● Entries from a visual dataset
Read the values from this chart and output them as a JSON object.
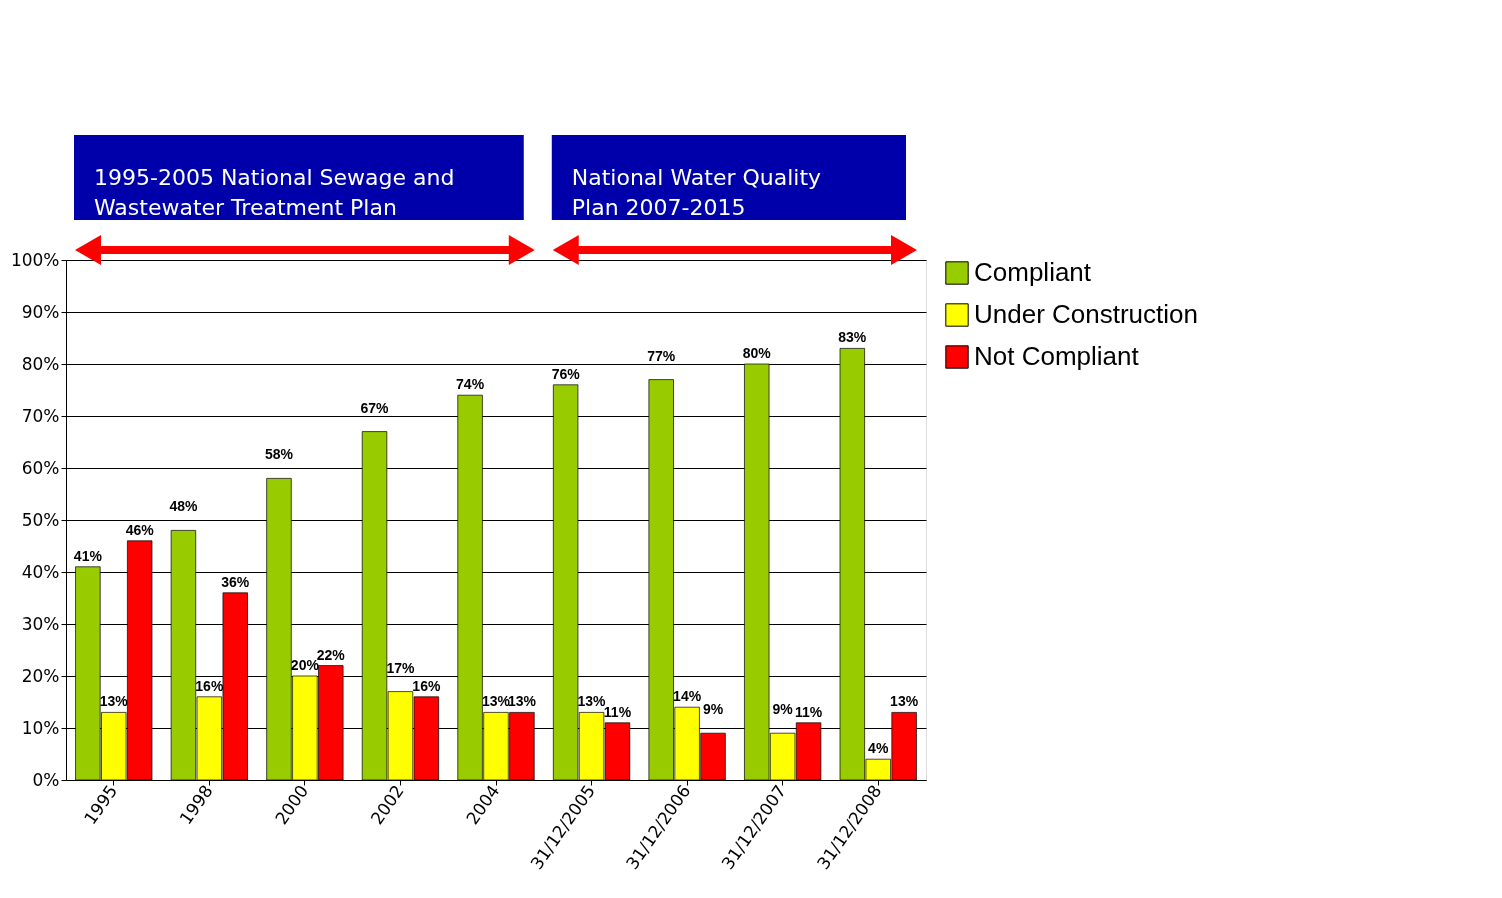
{
  "chart_data": {
    "type": "bar",
    "categories": [
      "1995",
      "1998",
      "2000",
      "2002",
      "2004",
      "31/12/2005",
      "31/12/2006",
      "31/12/2007",
      "31/12/2008"
    ],
    "series": [
      {
        "name": "Compliant",
        "color": "#99cc00",
        "values": [
          41,
          48,
          58,
          67,
          74,
          76,
          77,
          80,
          83
        ],
        "value_labels": [
          "41%",
          "48%",
          "58%",
          "67%",
          "74%",
          "76%",
          "77%",
          "80%",
          "83%"
        ]
      },
      {
        "name": "Under Construction",
        "color": "#ffff00",
        "values": [
          13,
          16,
          20,
          17,
          13,
          13,
          14,
          9,
          4
        ],
        "value_labels": [
          "13%",
          "16%",
          "20%",
          "17%",
          "13%",
          "13%",
          "14%",
          "9%",
          "4%"
        ]
      },
      {
        "name": "Not Compliant",
        "color": "#ff0000",
        "values": [
          46,
          36,
          22,
          16,
          13,
          11,
          9,
          11,
          13
        ],
        "value_labels": [
          "46%",
          "36%",
          "22%",
          "16%",
          "13%",
          "11%",
          "9%",
          "11%",
          "13%"
        ]
      }
    ],
    "ylim": [
      0,
      100
    ],
    "yticks": [
      {
        "value": 0,
        "label": "0%"
      },
      {
        "value": 10,
        "label": "10%"
      },
      {
        "value": 20,
        "label": "20%"
      },
      {
        "value": 30,
        "label": "30%"
      },
      {
        "value": 40,
        "label": "40%"
      },
      {
        "value": 50,
        "label": "50%"
      },
      {
        "value": 60,
        "label": "60%"
      },
      {
        "value": 70,
        "label": "70%"
      },
      {
        "value": 80,
        "label": "80%"
      },
      {
        "value": 90,
        "label": "90%"
      },
      {
        "value": 100,
        "label": "100%"
      }
    ],
    "grid": "y",
    "legend": "right",
    "annotations": [
      "1995-2005 National Sewage and\nWastewater Treatment Plan",
      "National Water Quality\nPlan 2007-2015"
    ]
  }
}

● Task prompt
All of the records above must be copied exactly, except for the pictures.

● Output below
Read the values from this chart and output them as a JSON object.
{
  "chart_data": {
    "type": "bar",
    "categories": [
      "1995",
      "1998",
      "2000",
      "2002",
      "2004",
      "31/12/2005",
      "31/12/2006",
      "31/12/2007",
      "31/12/2008"
    ],
    "series": [
      {
        "name": "Compliant",
        "color": "#99cc00",
        "values": [
          41,
          48,
          58,
          67,
          74,
          76,
          77,
          80,
          83
        ],
        "value_labels": [
          "41%",
          "48%",
          "58%",
          "67%",
          "74%",
          "76%",
          "77%",
          "80%",
          "83%"
        ]
      },
      {
        "name": "Under Construction",
        "color": "#ffff00",
        "values": [
          13,
          16,
          20,
          17,
          13,
          13,
          14,
          9,
          4
        ],
        "value_labels": [
          "13%",
          "16%",
          "20%",
          "17%",
          "13%",
          "13%",
          "14%",
          "9%",
          "4%"
        ]
      },
      {
        "name": "Not Compliant",
        "color": "#ff0000",
        "values": [
          46,
          36,
          22,
          16,
          13,
          11,
          9,
          11,
          13
        ],
        "value_labels": [
          "46%",
          "36%",
          "22%",
          "16%",
          "13%",
          "11%",
          "9%",
          "11%",
          "13%"
        ]
      }
    ],
    "ylim": [
      0,
      100
    ],
    "yticks": [
      {
        "value": 0,
        "label": "0%"
      },
      {
        "value": 10,
        "label": "10%"
      },
      {
        "value": 20,
        "label": "20%"
      },
      {
        "value": 30,
        "label": "30%"
      },
      {
        "value": 40,
        "label": "40%"
      },
      {
        "value": 50,
        "label": "50%"
      },
      {
        "value": 60,
        "label": "60%"
      },
      {
        "value": 70,
        "label": "70%"
      },
      {
        "value": 80,
        "label": "80%"
      },
      {
        "value": 90,
        "label": "90%"
      },
      {
        "value": 100,
        "label": "100%"
      }
    ],
    "grid": "y",
    "legend": "right",
    "annotations": [
      "1995-2005 National Sewage and\nWastewater Treatment Plan",
      "National Water Quality\nPlan 2007-2015"
    ]
  }
}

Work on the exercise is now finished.